Such Thrift institutions are only regulated by the
US Treasury's Office of Thrift Supervision
for consumer credit issues, a
lenient and softer supervisor than the US banking supervisor. These 'thrifts' escaped through this loophole
and over the years have steadily engaged in the financial services market, tax
and estate planning, securities, custodial matters, trust transactions
artificially allocated, low quality or high risk assets, money laundering,
black economy, drugs trafficking, generating capital through stock purchase
loans overseas, terrorism, organised
crime, subjective underwriting criteria.
In
the mid 1980's the US discovered it
had massive fraud in these savings and
loans institutions which resulted in hundreds of billions of dollars of
losses. Until this time , the 'thrift'
industry consisted of mutual entities, like the UK's mutual building societies.
Thousands of these entities were put into receivership and thus put up for sale
and new owners, foreign and US, were given
incentives to buy the bankrupt thrifts, with the state promising the new
owners non-supervision, carrying forward
of losses acquired for tax relief,
concessions to be unregulated and to engage in any lawful activity.
Later,
these so-called 'thrift' companies were acquired by other financial non-bank
organisations which made use of the
regulatory slack to operate insurance companies, securities, savings accounts,
loans, credit cards and mortgage loans, . until the US Gramm - Leach- Bliley Act 1999 which stopped commercial
companies from holding 'thrifts'. This
law was not retrospective and so such 'thrifts' formed before 1999, were
allowed to continue in business. This is
how Fannie Mae came to use bond futures, derivatives, hedging and corporate
swaps.
STATE LEGISLATION TO PREVENT PREDATORY
MORTGAGE LENDING
And
when Fannie Mae's illegal securitisation came to light in 2003, it triggered a
US consumer lending alert by the federal government., quickly followed by changes
in legislation in various states.
There
is the amendment to the New Jersey Home
Ownership Security Act 2002 in November 2003 A new section 279 amended the
Act to eliminate 'covered loans' and to prohibit 'loan flipping', a fraud. The
section also excluded escrows to pay for future taxes and insurance.[14]
The
state of Massachusetts also enacted
legislation as a direct result of Fannie Mae fraud , namely , the Massachusetts Predatory Home Loan Practices
Act 2003, to be applied to all loans closed on or after 7 November , 2004.
The Act includes a prepayment penalty incurred in the refinancing of a loan and
the Act stops the previous unfair terms of misleading advertising, unreasonable
terms, fees and charges on all home mortgage loans. It also makes 'loan flipping' illegal and
prohibits the financing of credit insurance., with compulsory mandatory
reporting of payment history. The Act
permits a court to rescind or bar a lender from collecting on, a home mortgage
loan contract that violates the law. The
Act prohibits the following terms and practices - no lending without home
counselling; no lending without regard to repayment ability; limit on financing
points and fees; limit on payment to contractors; no recommending default on
existing debt; no evading the Act; no prepayment penalties; no increased
default interest rate; no balloon payments; no call provision; no negative
amortisation; no modification of deferral fees; no advance payments; no
mandatory arbitration clauses. New York also has similar new legislation.

=== WRITTEN TASK 1 ===
Please rewrite the part of the passage on thrifts and predatory lending starting with "STATE LEGISLATION TO" and going on through "in various states.", changing "federal government" to "national government".
=== WRITTEN TASK 2 ===
According to the passage on thrifts and predatory lending, why were thrifts formed before 1999 allowed to stay in business? Answer in one to three sentences.
You won't need the listing.

=== RECORD EXTRACTS ===

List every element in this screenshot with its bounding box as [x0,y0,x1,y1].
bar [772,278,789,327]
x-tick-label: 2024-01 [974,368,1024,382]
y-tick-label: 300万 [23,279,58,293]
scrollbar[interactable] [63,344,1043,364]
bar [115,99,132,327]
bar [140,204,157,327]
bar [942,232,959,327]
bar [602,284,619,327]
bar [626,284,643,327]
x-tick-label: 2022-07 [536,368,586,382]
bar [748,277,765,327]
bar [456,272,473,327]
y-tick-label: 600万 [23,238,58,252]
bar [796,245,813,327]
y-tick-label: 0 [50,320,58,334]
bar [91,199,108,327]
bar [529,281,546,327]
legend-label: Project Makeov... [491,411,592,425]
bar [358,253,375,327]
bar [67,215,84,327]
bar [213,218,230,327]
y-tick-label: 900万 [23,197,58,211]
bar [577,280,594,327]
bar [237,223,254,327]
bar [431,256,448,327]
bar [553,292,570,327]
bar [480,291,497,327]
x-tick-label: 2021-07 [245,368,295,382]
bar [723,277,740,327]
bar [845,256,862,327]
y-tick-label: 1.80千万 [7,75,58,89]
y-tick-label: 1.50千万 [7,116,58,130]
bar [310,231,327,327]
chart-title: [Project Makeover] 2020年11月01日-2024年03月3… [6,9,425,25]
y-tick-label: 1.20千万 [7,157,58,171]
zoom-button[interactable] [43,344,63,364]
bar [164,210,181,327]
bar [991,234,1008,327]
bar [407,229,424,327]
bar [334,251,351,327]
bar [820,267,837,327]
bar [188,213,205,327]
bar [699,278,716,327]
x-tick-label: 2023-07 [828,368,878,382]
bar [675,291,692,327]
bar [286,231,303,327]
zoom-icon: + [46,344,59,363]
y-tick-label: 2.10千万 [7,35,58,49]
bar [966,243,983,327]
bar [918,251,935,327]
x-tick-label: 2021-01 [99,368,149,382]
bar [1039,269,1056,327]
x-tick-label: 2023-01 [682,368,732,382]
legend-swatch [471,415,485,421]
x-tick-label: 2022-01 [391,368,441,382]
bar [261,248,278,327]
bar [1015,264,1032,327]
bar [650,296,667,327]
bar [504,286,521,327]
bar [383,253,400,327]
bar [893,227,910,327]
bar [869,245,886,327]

=== WORKED ANSWER 1 ===
STATE LEGISLATION TO PREVENT PREDATORY
MORTGAGE LENDING
And
when Fannie Mae's illegal securitisation came to light in 2003, it triggered a
US consumer lending alert by the national government., quickly followed by changes
in legislation in various states.

=== WORKED ANSWER 2 ===
They could keep operating because the Gramm-Leach-Bliley Act of 1999 was not retrospective. That Act stopped commercial companies from holding thrifts.